§ Your instructions: Only the lines starting at the one that contains "Decode this image" and running to the end should be repeated, exactly as written.

[BEGIN]

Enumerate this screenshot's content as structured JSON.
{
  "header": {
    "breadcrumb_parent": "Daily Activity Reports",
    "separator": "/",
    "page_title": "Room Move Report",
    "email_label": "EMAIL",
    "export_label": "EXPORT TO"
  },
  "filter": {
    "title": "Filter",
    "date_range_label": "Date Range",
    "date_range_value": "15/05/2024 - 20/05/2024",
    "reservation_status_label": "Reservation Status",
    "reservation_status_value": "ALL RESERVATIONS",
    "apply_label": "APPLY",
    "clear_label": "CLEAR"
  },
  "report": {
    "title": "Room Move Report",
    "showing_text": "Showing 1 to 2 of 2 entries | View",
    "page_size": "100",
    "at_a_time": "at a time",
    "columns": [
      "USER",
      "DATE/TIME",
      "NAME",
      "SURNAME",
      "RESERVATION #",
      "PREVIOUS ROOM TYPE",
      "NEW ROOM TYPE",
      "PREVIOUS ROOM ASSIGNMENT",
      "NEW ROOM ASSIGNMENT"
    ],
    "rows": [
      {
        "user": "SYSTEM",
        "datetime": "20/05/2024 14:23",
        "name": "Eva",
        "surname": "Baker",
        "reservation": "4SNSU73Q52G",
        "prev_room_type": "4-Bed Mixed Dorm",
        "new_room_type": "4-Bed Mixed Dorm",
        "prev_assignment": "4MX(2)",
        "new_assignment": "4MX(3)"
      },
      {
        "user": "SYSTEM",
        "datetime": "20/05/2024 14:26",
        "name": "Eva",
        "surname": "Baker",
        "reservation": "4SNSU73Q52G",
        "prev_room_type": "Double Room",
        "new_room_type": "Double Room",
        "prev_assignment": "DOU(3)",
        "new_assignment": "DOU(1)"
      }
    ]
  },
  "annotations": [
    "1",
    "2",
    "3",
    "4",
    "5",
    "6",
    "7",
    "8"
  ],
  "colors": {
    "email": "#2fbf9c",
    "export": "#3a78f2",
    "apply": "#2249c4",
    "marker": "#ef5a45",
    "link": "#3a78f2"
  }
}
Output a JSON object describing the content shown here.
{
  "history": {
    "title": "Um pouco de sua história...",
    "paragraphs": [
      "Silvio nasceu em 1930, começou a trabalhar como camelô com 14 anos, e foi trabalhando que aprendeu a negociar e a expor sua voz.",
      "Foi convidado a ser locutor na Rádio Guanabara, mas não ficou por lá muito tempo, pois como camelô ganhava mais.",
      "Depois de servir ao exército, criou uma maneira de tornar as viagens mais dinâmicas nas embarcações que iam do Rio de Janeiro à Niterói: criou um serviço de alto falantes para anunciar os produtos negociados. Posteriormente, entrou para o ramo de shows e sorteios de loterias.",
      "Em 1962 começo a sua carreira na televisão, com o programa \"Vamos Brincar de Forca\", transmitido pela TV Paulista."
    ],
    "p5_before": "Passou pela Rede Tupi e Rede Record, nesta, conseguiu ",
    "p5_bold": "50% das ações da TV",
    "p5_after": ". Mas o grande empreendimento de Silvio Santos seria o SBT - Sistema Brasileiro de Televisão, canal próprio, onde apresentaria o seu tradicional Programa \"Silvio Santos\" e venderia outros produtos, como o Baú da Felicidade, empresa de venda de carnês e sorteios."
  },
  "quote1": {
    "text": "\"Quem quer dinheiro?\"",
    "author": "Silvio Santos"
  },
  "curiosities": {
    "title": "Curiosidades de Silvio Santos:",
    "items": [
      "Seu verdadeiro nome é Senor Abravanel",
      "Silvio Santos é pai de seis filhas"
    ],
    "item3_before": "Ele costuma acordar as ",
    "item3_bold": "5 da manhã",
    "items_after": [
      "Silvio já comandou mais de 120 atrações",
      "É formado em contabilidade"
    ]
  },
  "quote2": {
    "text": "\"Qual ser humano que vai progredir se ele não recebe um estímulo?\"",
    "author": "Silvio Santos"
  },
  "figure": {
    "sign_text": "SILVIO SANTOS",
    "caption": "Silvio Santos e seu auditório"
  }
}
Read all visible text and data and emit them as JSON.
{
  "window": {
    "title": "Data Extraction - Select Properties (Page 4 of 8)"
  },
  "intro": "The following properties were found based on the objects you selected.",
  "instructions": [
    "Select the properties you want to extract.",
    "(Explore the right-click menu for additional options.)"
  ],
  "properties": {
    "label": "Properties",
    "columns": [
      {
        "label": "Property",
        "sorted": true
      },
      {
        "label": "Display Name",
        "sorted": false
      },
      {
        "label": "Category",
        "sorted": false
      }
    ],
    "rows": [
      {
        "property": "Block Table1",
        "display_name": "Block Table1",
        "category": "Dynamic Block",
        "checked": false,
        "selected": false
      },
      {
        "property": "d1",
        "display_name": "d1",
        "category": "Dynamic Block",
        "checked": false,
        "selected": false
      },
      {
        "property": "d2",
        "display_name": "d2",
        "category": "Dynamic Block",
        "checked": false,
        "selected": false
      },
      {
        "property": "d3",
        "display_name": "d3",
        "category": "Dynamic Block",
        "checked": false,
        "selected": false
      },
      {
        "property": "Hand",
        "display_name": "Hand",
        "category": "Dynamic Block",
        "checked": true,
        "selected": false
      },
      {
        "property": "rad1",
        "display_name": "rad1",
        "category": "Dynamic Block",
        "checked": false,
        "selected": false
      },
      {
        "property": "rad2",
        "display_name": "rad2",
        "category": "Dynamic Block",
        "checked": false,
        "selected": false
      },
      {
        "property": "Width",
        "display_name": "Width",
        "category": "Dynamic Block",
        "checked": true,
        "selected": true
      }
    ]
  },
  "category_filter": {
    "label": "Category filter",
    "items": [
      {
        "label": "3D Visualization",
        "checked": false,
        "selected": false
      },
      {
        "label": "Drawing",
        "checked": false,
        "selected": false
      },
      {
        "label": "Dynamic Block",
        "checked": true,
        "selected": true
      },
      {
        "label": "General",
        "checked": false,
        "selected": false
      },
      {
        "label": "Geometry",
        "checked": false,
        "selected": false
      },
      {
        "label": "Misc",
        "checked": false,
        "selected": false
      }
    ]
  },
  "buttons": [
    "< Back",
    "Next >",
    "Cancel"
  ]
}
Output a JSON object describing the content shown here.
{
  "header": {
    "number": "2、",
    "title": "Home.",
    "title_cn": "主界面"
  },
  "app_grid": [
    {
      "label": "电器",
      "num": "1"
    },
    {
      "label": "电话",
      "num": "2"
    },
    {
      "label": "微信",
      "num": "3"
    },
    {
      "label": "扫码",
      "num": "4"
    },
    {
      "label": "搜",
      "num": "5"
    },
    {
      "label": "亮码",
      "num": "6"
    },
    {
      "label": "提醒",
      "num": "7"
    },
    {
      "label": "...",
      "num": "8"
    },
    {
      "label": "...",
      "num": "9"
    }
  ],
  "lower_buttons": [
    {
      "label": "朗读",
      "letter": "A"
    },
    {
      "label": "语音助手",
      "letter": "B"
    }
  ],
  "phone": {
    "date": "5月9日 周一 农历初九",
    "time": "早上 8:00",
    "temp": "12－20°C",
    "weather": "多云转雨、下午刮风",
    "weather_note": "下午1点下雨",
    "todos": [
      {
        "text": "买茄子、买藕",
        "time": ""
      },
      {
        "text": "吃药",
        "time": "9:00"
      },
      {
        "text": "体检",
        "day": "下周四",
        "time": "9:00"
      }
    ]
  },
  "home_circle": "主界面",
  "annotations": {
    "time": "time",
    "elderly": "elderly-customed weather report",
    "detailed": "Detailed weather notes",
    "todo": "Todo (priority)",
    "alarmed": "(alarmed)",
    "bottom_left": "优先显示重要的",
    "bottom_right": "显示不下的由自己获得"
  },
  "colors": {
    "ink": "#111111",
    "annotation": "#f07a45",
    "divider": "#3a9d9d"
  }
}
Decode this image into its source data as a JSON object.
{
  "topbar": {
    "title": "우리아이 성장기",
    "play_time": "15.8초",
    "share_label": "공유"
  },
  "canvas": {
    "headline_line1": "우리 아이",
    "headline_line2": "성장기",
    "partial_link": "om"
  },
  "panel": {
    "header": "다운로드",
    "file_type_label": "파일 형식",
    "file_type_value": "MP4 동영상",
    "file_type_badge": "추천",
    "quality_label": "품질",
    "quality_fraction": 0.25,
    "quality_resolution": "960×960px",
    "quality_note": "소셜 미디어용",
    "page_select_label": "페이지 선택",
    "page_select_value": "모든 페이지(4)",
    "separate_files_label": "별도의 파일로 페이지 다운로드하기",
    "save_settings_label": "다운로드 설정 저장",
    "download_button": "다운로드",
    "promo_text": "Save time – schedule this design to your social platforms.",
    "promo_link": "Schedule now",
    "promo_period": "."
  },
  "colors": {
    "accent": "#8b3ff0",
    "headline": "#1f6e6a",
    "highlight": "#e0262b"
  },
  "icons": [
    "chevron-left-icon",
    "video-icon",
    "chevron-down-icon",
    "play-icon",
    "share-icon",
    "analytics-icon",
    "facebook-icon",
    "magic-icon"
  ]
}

[END]

§ Exercise result:
Decode this image into its source data as a JSON object.
{
  "topbar": {
    "title": "우리아이 성장기",
    "play_time": "15.8초",
    "share_label": "공유"
  },
  "canvas": {
    "headline_line1": "우리 아이",
    "headline_line2": "성장기",
    "partial_link": "om"
  },
  "panel": {
    "header": "다운로드",
    "file_type_label": "파일 형식",
    "file_type_value": "MP4 동영상",
    "file_type_badge": "추천",
    "quality_label": "품질",
    "quality_fraction": 0.25,
    "quality_resolution": "960×960px",
    "quality_note": "소셜 미디어용",
    "page_select_label": "페이지 선택",
    "page_select_value": "모든 페이지(4)",
    "separate_files_label": "별도의 파일로 페이지 다운로드하기",
    "save_settings_label": "다운로드 설정 저장",
    "download_button": "다운로드",
    "promo_text": "Save time – schedule this design to your social platforms.",
    "promo_link": "Schedule now",
    "promo_period": "."
  },
  "colors": {
    "accent": "#8b3ff0",
    "headline": "#1f6e6a",
    "highlight": "#e0262b"
  },
  "icons": [
    "chevron-left-icon",
    "video-icon",
    "chevron-down-icon",
    "play-icon",
    "share-icon",
    "analytics-icon",
    "facebook-icon",
    "magic-icon"
  ]
}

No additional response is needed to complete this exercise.